* _What the task requires_
Copy every line of the listing exactly.
═══ Material
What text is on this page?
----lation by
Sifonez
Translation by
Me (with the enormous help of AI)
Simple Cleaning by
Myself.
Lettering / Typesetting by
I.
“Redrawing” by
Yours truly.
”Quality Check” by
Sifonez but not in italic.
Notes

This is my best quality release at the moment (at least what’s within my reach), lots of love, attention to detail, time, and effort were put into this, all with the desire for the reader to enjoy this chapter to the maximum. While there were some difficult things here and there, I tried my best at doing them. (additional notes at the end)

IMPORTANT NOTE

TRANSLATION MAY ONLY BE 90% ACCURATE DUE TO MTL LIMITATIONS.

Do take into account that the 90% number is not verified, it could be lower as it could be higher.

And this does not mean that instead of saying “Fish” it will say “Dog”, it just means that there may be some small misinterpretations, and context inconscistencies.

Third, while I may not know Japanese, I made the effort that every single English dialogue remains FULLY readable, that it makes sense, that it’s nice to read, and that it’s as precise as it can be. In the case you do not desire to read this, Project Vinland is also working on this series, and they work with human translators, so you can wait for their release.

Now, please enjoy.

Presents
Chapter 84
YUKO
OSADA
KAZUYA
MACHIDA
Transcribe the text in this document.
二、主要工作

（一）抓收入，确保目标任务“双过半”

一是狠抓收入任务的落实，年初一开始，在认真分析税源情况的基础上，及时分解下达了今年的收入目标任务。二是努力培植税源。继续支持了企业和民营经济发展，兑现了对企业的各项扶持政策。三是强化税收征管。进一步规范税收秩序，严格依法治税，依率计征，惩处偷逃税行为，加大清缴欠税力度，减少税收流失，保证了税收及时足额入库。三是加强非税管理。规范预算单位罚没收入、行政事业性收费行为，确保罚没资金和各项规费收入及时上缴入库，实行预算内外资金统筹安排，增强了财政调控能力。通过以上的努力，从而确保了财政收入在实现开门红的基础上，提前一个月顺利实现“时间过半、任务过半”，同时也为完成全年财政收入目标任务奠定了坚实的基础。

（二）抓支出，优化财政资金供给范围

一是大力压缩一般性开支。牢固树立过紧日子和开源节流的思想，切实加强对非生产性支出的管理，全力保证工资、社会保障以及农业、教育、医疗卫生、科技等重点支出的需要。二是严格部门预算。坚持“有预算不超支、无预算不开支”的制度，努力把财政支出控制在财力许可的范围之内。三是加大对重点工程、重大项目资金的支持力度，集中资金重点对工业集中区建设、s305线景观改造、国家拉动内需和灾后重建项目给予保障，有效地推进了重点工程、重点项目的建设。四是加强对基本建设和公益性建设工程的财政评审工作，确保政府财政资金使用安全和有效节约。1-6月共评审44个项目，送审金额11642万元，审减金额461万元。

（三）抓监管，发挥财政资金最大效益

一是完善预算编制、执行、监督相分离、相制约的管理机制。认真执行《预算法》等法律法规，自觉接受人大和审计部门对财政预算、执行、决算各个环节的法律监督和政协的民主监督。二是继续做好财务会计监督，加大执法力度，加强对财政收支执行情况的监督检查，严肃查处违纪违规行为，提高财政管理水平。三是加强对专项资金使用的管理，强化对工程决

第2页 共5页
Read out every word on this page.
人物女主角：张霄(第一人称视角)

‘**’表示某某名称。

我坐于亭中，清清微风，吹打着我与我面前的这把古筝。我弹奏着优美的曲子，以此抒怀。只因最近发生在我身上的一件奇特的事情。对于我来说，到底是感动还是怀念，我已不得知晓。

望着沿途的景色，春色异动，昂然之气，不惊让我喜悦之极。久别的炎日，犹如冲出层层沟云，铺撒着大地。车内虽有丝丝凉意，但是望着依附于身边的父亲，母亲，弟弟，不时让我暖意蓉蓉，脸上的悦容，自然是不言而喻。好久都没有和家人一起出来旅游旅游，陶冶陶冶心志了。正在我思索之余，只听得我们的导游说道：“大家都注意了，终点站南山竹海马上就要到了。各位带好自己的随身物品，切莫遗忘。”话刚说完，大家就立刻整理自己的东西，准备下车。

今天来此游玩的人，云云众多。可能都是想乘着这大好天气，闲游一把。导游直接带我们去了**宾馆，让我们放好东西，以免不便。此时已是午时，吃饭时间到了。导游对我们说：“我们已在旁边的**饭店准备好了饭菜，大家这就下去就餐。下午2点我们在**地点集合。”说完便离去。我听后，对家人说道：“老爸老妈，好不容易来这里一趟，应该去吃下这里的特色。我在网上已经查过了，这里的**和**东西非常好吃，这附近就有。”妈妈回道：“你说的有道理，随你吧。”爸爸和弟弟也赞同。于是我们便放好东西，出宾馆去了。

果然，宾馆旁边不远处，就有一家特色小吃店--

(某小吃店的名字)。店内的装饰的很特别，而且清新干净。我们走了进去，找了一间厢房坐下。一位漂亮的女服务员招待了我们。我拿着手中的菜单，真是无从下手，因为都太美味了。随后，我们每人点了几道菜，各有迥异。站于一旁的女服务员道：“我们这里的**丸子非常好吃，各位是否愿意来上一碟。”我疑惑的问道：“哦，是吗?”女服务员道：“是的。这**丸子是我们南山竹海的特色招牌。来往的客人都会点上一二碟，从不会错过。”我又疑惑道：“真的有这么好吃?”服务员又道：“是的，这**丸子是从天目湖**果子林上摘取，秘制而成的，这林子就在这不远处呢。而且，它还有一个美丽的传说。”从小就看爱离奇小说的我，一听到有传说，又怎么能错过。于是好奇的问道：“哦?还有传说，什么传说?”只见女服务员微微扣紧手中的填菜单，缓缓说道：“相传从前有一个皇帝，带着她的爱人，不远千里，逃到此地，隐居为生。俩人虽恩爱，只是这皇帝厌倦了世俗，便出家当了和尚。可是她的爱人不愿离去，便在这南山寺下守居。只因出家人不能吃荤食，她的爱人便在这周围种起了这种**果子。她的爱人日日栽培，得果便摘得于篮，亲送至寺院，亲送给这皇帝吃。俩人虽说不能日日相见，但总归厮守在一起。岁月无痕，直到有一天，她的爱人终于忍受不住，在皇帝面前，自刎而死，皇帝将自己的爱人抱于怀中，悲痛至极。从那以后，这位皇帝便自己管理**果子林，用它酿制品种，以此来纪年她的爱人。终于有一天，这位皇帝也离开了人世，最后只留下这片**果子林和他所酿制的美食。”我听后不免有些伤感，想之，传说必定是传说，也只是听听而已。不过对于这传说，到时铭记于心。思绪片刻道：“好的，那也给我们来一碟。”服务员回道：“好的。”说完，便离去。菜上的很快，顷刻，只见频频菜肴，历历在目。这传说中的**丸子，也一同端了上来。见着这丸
══════
* _Solution to the problem_
What text is on this page?
----lation by
Sifonez
Translation by
Me (with the enormous help of AI)
Simple Cleaning by
Myself.
Lettering / Typesetting by
I.
“Redrawing” by
Yours truly.
”Quality Check” by
Sifonez but not in italic.
Notes

This is my best quality release at the moment (at least what’s within my reach), lots of love, attention to detail, time, and effort were put into this, all with the desire for the reader to enjoy this chapter to the maximum. While there were some difficult things here and there, I tried my best at doing them. (additional notes at the end)

IMPORTANT NOTE

TRANSLATION MAY ONLY BE 90% ACCURATE DUE TO MTL LIMITATIONS.

Do take into account that the 90% number is not verified, it could be lower as it could be higher.

And this does not mean that instead of saying “Fish” it will say “Dog”, it just means that there may be some small misinterpretations, and context inconscistencies.

Third, while I may not know Japanese, I made the effort that every single English dialogue remains FULLY readable, that it makes sense, that it’s nice to read, and that it’s as precise as it can be. In the case you do not desire to read this, Project Vinland is also working on this series, and they work with human translators, so you can wait for their release.

Now, please enjoy.

Presents
Chapter 84
YUKO
OSADA
KAZUYA
MACHIDA
Transcribe the text in this document.
二、主要工作

（一）抓收入，确保目标任务“双过半”

一是狠抓收入任务的落实，年初一开始，在认真分析税源情况的基础上，及时分解下达了今年的收入目标任务。二是努力培植税源。继续支持了企业和民营经济发展，兑现了对企业的各项扶持政策。三是强化税收征管。进一步规范税收秩序，严格依法治税，依率计征，惩处偷逃税行为，加大清缴欠税力度，减少税收流失，保证了税收及时足额入库。三是加强非税管理。规范预算单位罚没收入、行政事业性收费行为，确保罚没资金和各项规费收入及时上缴入库，实行预算内外资金统筹安排，增强了财政调控能力。通过以上的努力，从而确保了财政收入在实现开门红的基础上，提前一个月顺利实现“时间过半、任务过半”，同时也为完成全年财政收入目标任务奠定了坚实的基础。

（二）抓支出，优化财政资金供给范围

一是大力压缩一般性开支。牢固树立过紧日子和开源节流的思想，切实加强对非生产性支出的管理，全力保证工资、社会保障以及农业、教育、医疗卫生、科技等重点支出的需要。二是严格部门预算。坚持“有预算不超支、无预算不开支”的制度，努力把财政支出控制在财力许可的范围之内。三是加大对重点工程、重大项目资金的支持力度，集中资金重点对工业集中区建设、s305线景观改造、国家拉动内需和灾后重建项目给予保障，有效地推进了重点工程、重点项目的建设。四是加强对基本建设和公益性建设工程的财政评审工作，确保政府财政资金使用安全和有效节约。1-6月共评审44个项目，送审金额11642万元，审减金额461万元。

（三）抓监管，发挥财政资金最大效益

一是完善预算编制、执行、监督相分离、相制约的管理机制。认真执行《预算法》等法律法规，自觉接受人大和审计部门对财政预算、执行、决算各个环节的法律监督和政协的民主监督。二是继续做好财务会计监督，加大执法力度，加强对财政收支执行情况的监督检查，严肃查处违纪违规行为，提高财政管理水平。三是加强对专项资金使用的管理，强化对工程决

第2页 共5页
Read out every word on this page.
人物女主角：张霄(第一人称视角)

‘**’表示某某名称。

我坐于亭中，清清微风，吹打着我与我面前的这把古筝。我弹奏着优美的曲子，以此抒怀。只因最近发生在我身上的一件奇特的事情。对于我来说，到底是感动还是怀念，我已不得知晓。

望着沿途的景色，春色异动，昂然之气，不惊让我喜悦之极。久别的炎日，犹如冲出层层沟云，铺撒着大地。车内虽有丝丝凉意，但是望着依附于身边的父亲，母亲，弟弟，不时让我暖意蓉蓉，脸上的悦容，自然是不言而喻。好久都没有和家人一起出来旅游旅游，陶冶陶冶心志了。正在我思索之余，只听得我们的导游说道：“大家都注意了，终点站南山竹海马上就要到了。各位带好自己的随身物品，切莫遗忘。”话刚说完，大家就立刻整理自己的东西，准备下车。

今天来此游玩的人，云云众多。可能都是想乘着这大好天气，闲游一把。导游直接带我们去了**宾馆，让我们放好东西，以免不便。此时已是午时，吃饭时间到了。导游对我们说：“我们已在旁边的**饭店准备好了饭菜，大家这就下去就餐。下午2点我们在**地点集合。”说完便离去。我听后，对家人说道：“老爸老妈，好不容易来这里一趟，应该去吃下这里的特色。我在网上已经查过了，这里的**和**东西非常好吃，这附近就有。”妈妈回道：“你说的有道理，随你吧。”爸爸和弟弟也赞同。于是我们便放好东西，出宾馆去了。

果然，宾馆旁边不远处，就有一家特色小吃店--

(某小吃店的名字)。店内的装饰的很特别，而且清新干净。我们走了进去，找了一间厢房坐下。一位漂亮的女服务员招待了我们。我拿着手中的菜单，真是无从下手，因为都太美味了。随后，我们每人点了几道菜，各有迥异。站于一旁的女服务员道：“我们这里的**丸子非常好吃，各位是否愿意来上一碟。”我疑惑的问道：“哦，是吗?”女服务员道：“是的。这**丸子是我们南山竹海的特色招牌。来往的客人都会点上一二碟，从不会错过。”我又疑惑道：“真的有这么好吃?”服务员又道：“是的，这**丸子是从天目湖**果子林上摘取，秘制而成的，这林子就在这不远处呢。而且，它还有一个美丽的传说。”从小就看爱离奇小说的我，一听到有传说，又怎么能错过。于是好奇的问道：“哦?还有传说，什么传说?”只见女服务员微微扣紧手中的填菜单，缓缓说道：“相传从前有一个皇帝，带着她的爱人，不远千里，逃到此地，隐居为生。俩人虽恩爱，只是这皇帝厌倦了世俗，便出家当了和尚。可是她的爱人不愿离去，便在这南山寺下守居。只因出家人不能吃荤食，她的爱人便在这周围种起了这种**果子。她的爱人日日栽培，得果便摘得于篮，亲送至寺院，亲送给这皇帝吃。俩人虽说不能日日相见，但总归厮守在一起。岁月无痕，直到有一天，她的爱人终于忍受不住，在皇帝面前，自刎而死，皇帝将自己的爱人抱于怀中，悲痛至极。从那以后，这位皇帝便自己管理**果子林，用它酿制品种，以此来纪年她的爱人。终于有一天，这位皇帝也离开了人世，最后只留下这片**果子林和他所酿制的美食。”我听后不免有些伤感，想之，传说必定是传说，也只是听听而已。不过对于这传说，到时铭记于心。思绪片刻道：“好的，那也给我们来一碟。”服务员回道：“好的。”说完，便离去。菜上的很快，顷刻，只见频频菜肴，历历在目。这传说中的**丸子，也一同端了上来。见着这丸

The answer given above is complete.